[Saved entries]

☆ ☆ ☆

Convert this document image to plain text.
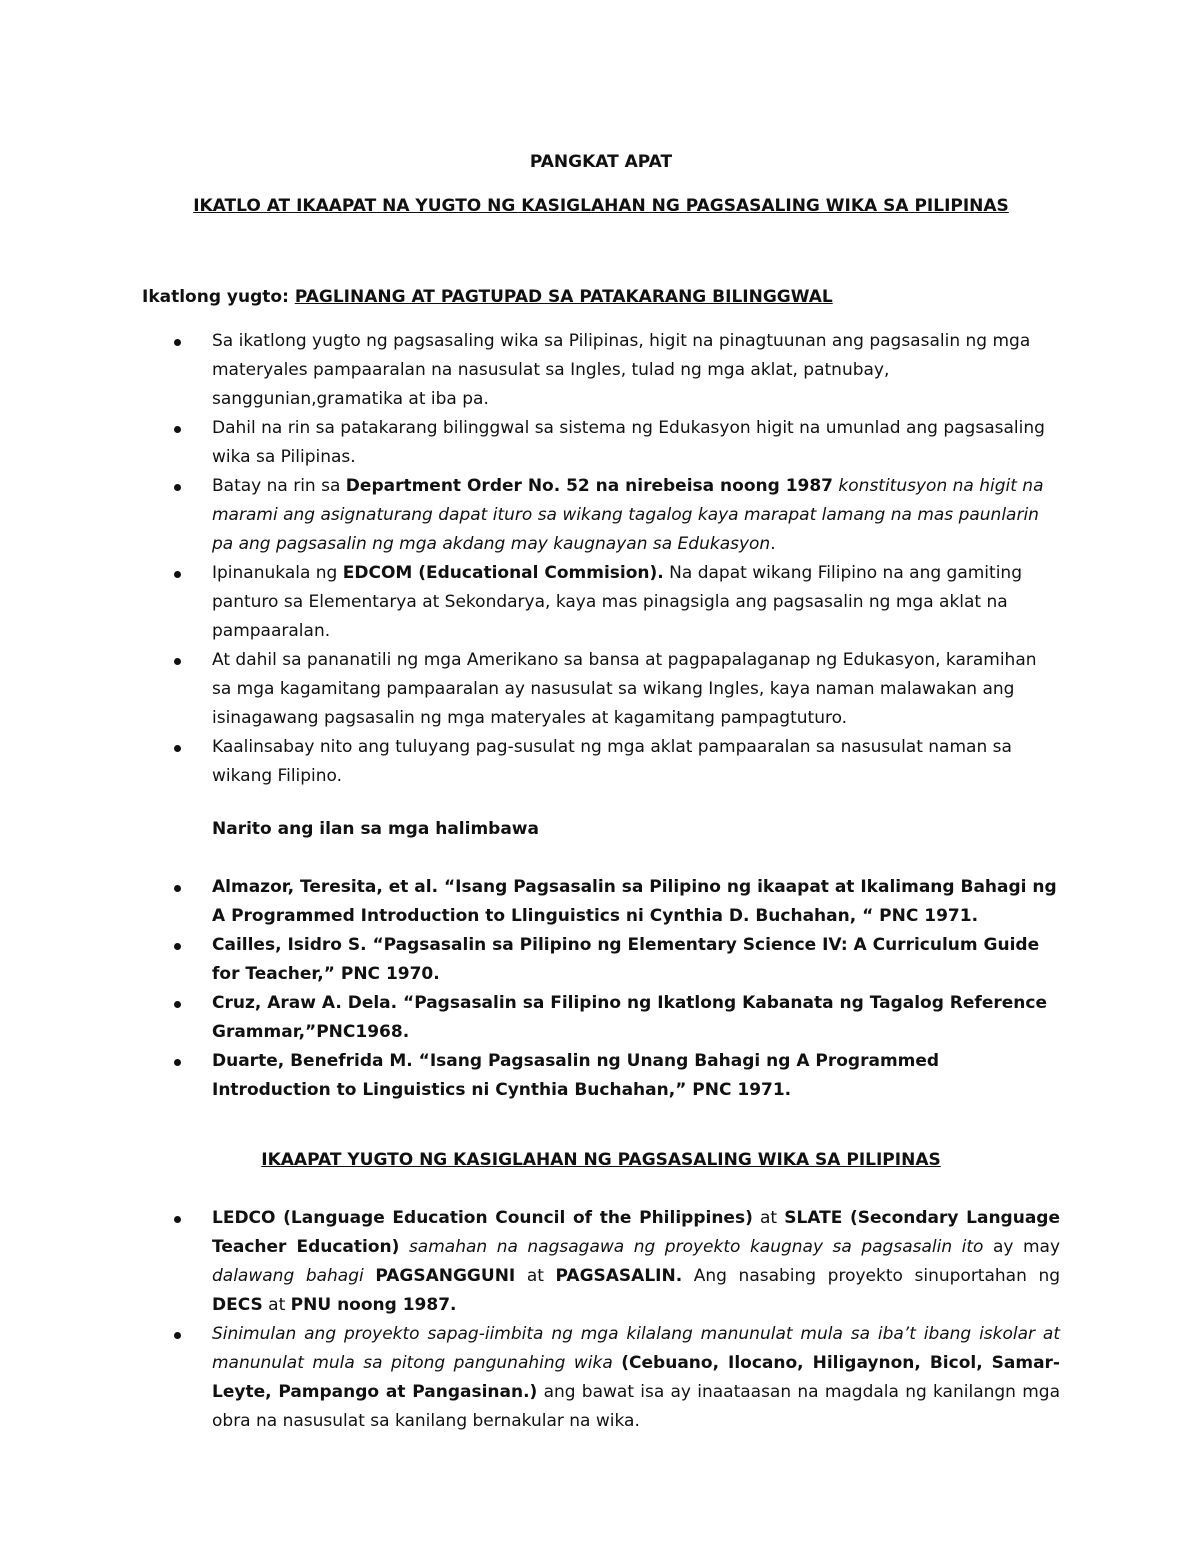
PANGKAT APAT

IKATLO AT IKAAPAT NA YUGTO NG KASIGLAHAN NG PAGSASALING WIKA SA PILIPINAS

Ikatlong yugto: PAGLINANG AT PAGTUPAD SA PATAKARANG BILINGGWAL

Sa ikatlong yugto ng pagsasaling wika sa Pilipinas, higit na pinagtuunan ang pagsasalin ng mga materyales pampaaralan na nasusulat sa Ingles, tulad ng mga aklat, patnubay, sanggunian,gramatika at iba pa.
Dahil na rin sa patakarang bilinggwal sa sistema ng Edukasyon higit na umunlad ang pagsasaling wika sa Pilipinas.
Batay na rin sa Department Order No. 52 na nirebeisa noong 1987 konstitusyon na higit na marami ang asignaturang dapat ituro sa wikang tagalog kaya marapat lamang na mas paunlarin pa ang pagsasalin ng mga akdang may kaugnayan sa Edukasyon.
Ipinanukala ng EDCOM (Educational Commision). Na dapat wikang Filipino na ang gamiting panturo sa Elementarya at Sekondarya, kaya mas pinagsigla ang pagsasalin ng mga aklat na pampaaralan.
At dahil sa pananatili ng mga Amerikano sa bansa at pagpapalaganap ng Edukasyon, karamihan sa mga kagamitang pampaaralan ay nasusulat sa wikang Ingles, kaya naman malawakan ang isinagawang pagsasalin ng mga materyales at kagamitang pampagtuturo.
Kaalinsabay nito ang tuluyang pag-susulat ng mga aklat pampaaralan sa nasusulat naman sa wikang Filipino.

Narito ang ilan sa mga halimbawa

Almazor, Teresita, et al. “Isang Pagsasalin sa Pilipino ng ikaapat at Ikalimang Bahagi ng A Programmed Introduction to Llinguistics ni Cynthia D. Buchahan, “ PNC 1971.
Cailles, Isidro S. “Pagsasalin sa Pilipino ng Elementary Science IV: A Curriculum Guide for Teacher,” PNC 1970.
Cruz, Araw A. Dela. “Pagsasalin sa Filipino ng Ikatlong Kabanata ng Tagalog Reference Grammar,”PNC1968.
Duarte, Benefrida M. “Isang Pagsasalin ng Unang Bahagi ng A Programmed Introduction to Linguistics ni Cynthia Buchahan,” PNC 1971.

IKAAPAT YUGTO NG KASIGLAHAN NG PAGSASALING WIKA SA PILIPINAS

LEDCO (Language Education Council of the Philippines) at SLATE (Secondary Language Teacher Education) samahan na nagsagawa ng proyekto kaugnay sa pagsasalin ito ay may dalawang bahagi PAGSANGGUNI at PAGSASALIN. Ang nasabing proyekto sinuportahan ng DECS at PNU noong 1987.
Sinimulan ang proyekto sapag-iimbita ng mga kilalang manunulat mula sa iba’t ibang iskolar at manunulat mula sa pitong pangunahing wika (Cebuano, Ilocano, Hiligaynon, Bicol, Samar-Leyte, Pampango at Pangasinan.) ang bawat isa ay inaataasan na magdala ng kanilangn mga obra na nasusulat sa kanilang bernakular na wika.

☆ ☆ ☆

Excluding the pictures, reproduce every entry exactly as given.

Convert this document image to plain text.
PANGKAT APAT

IKATLO AT IKAAPAT NA YUGTO NG KASIGLAHAN NG PAGSASALING WIKA SA PILIPINAS

Ikatlong yugto: PAGLINANG AT PAGTUPAD SA PATAKARANG BILINGGWAL

Sa ikatlong yugto ng pagsasaling wika sa Pilipinas, higit na pinagtuunan ang pagsasalin ng mga materyales pampaaralan na nasusulat sa Ingles, tulad ng mga aklat, patnubay, sanggunian,gramatika at iba pa.
Dahil na rin sa patakarang bilinggwal sa sistema ng Edukasyon higit na umunlad ang pagsasaling wika sa Pilipinas.
Batay na rin sa Department Order No. 52 na nirebeisa noong 1987 konstitusyon na higit na marami ang asignaturang dapat ituro sa wikang tagalog kaya marapat lamang na mas paunlarin pa ang pagsasalin ng mga akdang may kaugnayan sa Edukasyon.
Ipinanukala ng EDCOM (Educational Commision). Na dapat wikang Filipino na ang gamiting panturo sa Elementarya at Sekondarya, kaya mas pinagsigla ang pagsasalin ng mga aklat na pampaaralan.
At dahil sa pananatili ng mga Amerikano sa bansa at pagpapalaganap ng Edukasyon, karamihan sa mga kagamitang pampaaralan ay nasusulat sa wikang Ingles, kaya naman malawakan ang isinagawang pagsasalin ng mga materyales at kagamitang pampagtuturo.
Kaalinsabay nito ang tuluyang pag-susulat ng mga aklat pampaaralan sa nasusulat naman sa wikang Filipino.

Narito ang ilan sa mga halimbawa

Almazor, Teresita, et al. “Isang Pagsasalin sa Pilipino ng ikaapat at Ikalimang Bahagi ng A Programmed Introduction to Llinguistics ni Cynthia D. Buchahan, “ PNC 1971.
Cailles, Isidro S. “Pagsasalin sa Pilipino ng Elementary Science IV: A Curriculum Guide for Teacher,” PNC 1970.
Cruz, Araw A. Dela. “Pagsasalin sa Filipino ng Ikatlong Kabanata ng Tagalog Reference Grammar,”PNC1968.
Duarte, Benefrida M. “Isang Pagsasalin ng Unang Bahagi ng A Programmed Introduction to Linguistics ni Cynthia Buchahan,” PNC 1971.

IKAAPAT YUGTO NG KASIGLAHAN NG PAGSASALING WIKA SA PILIPINAS

LEDCO (Language Education Council of the Philippines) at SLATE (Secondary Language Teacher Education) samahan na nagsagawa ng proyekto kaugnay sa pagsasalin ito ay may dalawang bahagi PAGSANGGUNI at PAGSASALIN. Ang nasabing proyekto sinuportahan ng DECS at PNU noong 1987.
Sinimulan ang proyekto sapag-iimbita ng mga kilalang manunulat mula sa iba’t ibang iskolar at manunulat mula sa pitong pangunahing wika (Cebuano, Ilocano, Hiligaynon, Bicol, Samar-Leyte, Pampango at Pangasinan.) ang bawat isa ay inaataasan na magdala ng kanilangn mga obra na nasusulat sa kanilang bernakular na wika.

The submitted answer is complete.